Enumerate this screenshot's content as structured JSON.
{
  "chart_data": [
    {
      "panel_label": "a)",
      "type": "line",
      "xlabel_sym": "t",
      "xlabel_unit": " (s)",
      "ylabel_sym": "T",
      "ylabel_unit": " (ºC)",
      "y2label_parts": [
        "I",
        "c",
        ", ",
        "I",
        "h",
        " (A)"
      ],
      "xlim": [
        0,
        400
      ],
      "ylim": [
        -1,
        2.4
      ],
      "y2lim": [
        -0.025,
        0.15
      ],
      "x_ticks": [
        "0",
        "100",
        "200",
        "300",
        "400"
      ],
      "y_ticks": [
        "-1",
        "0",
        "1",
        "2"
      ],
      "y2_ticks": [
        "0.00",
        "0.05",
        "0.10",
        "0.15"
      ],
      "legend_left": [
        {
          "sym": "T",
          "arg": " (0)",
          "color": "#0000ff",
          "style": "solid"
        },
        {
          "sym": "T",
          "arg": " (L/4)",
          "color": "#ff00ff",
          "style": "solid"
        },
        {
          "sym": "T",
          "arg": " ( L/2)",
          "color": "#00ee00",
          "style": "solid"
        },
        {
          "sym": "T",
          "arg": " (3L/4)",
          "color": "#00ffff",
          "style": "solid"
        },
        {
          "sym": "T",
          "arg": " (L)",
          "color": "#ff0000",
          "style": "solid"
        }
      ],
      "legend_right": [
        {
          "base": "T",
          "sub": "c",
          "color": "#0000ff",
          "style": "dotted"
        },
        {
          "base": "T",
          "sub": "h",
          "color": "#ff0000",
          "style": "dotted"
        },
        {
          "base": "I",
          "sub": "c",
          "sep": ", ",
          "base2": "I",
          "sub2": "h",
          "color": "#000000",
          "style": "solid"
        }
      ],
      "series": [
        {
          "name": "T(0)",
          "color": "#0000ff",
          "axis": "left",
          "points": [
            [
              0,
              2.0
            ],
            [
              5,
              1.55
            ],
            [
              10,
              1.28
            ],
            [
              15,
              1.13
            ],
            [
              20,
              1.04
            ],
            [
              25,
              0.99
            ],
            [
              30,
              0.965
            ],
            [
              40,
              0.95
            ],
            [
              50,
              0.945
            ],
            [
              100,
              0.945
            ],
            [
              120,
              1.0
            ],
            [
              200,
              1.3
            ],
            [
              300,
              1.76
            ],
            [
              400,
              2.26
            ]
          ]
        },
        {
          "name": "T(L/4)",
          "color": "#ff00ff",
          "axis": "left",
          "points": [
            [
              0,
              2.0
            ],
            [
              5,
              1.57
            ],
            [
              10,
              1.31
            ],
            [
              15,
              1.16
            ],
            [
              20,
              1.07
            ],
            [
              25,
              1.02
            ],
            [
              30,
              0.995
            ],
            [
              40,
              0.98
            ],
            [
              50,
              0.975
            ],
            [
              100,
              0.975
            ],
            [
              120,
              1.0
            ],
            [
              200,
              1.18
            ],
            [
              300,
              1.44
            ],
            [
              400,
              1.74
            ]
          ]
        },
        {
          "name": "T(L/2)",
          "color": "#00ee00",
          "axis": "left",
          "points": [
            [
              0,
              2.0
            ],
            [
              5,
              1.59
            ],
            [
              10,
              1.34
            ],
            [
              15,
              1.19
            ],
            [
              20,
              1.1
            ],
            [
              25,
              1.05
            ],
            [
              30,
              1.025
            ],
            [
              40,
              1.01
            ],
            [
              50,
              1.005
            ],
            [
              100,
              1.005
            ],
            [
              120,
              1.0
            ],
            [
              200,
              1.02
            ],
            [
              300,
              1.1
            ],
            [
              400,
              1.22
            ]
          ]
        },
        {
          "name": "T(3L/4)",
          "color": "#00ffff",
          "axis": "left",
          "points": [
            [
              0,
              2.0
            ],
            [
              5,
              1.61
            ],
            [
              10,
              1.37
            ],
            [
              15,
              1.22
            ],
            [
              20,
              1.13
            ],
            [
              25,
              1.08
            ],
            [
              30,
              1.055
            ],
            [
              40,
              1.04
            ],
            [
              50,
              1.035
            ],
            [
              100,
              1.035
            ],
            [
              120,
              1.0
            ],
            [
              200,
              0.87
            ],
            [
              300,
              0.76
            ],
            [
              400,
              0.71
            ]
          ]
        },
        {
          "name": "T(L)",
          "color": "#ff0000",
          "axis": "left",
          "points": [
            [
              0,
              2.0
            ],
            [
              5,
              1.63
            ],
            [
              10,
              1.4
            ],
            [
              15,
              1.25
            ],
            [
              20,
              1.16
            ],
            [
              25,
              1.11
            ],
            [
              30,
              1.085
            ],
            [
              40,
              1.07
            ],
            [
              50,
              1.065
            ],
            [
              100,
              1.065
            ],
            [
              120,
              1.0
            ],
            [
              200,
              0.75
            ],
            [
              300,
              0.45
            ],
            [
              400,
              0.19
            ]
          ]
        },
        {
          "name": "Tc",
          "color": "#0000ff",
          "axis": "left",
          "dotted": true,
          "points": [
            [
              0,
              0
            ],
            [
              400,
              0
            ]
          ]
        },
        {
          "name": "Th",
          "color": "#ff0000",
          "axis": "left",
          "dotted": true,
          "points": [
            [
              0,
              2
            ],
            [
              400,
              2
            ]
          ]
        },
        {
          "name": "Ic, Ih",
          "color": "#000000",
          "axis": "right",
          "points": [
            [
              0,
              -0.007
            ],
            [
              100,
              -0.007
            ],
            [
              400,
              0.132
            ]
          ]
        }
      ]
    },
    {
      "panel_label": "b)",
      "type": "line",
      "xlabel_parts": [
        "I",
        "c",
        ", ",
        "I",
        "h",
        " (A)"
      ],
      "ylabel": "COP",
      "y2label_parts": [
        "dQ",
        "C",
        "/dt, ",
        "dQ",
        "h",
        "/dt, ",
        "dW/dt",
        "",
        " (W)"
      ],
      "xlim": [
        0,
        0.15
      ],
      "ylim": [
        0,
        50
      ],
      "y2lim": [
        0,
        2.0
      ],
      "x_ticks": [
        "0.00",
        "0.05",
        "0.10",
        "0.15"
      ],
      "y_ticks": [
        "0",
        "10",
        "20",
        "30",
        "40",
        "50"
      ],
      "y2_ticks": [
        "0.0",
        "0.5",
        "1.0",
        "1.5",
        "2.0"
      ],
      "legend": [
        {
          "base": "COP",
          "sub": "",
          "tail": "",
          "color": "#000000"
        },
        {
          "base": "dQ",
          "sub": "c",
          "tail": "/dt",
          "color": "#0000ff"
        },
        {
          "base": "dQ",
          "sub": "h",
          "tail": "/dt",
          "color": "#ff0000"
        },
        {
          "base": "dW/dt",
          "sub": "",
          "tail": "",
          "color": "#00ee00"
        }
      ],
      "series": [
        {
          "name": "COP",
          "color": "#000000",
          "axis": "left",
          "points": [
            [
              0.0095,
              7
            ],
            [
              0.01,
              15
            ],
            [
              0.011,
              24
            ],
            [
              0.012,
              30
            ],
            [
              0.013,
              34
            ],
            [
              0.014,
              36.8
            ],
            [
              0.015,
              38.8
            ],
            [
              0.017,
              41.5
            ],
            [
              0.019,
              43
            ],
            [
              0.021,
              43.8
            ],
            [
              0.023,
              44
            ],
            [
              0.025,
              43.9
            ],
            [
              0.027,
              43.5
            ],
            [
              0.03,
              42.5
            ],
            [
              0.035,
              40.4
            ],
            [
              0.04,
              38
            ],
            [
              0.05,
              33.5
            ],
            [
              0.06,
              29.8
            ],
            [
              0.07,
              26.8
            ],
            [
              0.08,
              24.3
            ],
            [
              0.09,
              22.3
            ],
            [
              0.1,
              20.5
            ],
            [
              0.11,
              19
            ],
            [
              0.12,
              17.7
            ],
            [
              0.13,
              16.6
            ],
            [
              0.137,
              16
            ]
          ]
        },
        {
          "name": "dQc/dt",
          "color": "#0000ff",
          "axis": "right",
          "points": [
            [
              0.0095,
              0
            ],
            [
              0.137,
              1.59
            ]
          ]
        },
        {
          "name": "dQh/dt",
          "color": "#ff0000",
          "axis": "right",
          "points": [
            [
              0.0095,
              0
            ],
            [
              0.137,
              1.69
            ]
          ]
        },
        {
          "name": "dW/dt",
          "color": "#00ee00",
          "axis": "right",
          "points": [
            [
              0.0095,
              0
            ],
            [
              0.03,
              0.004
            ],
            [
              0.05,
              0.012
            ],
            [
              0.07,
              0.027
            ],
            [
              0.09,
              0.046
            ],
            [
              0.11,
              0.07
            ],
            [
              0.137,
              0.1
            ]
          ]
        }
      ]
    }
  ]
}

+++++

## What is required
Copy out each line of the material that holds the word "name".

## Response below
          "name": "T(0)",
          "name": "T(L/4)",
          "name": "T(L/2)",
          "name": "T(3L/4)",
          "name": "T(L)",
          "name": "Tc",
          "name": "Th",
          "name": "Ic, Ih",
          "name": "COP",
          "name": "dQc/dt",
          "name": "dQh/dt",
          "name": "dW/dt",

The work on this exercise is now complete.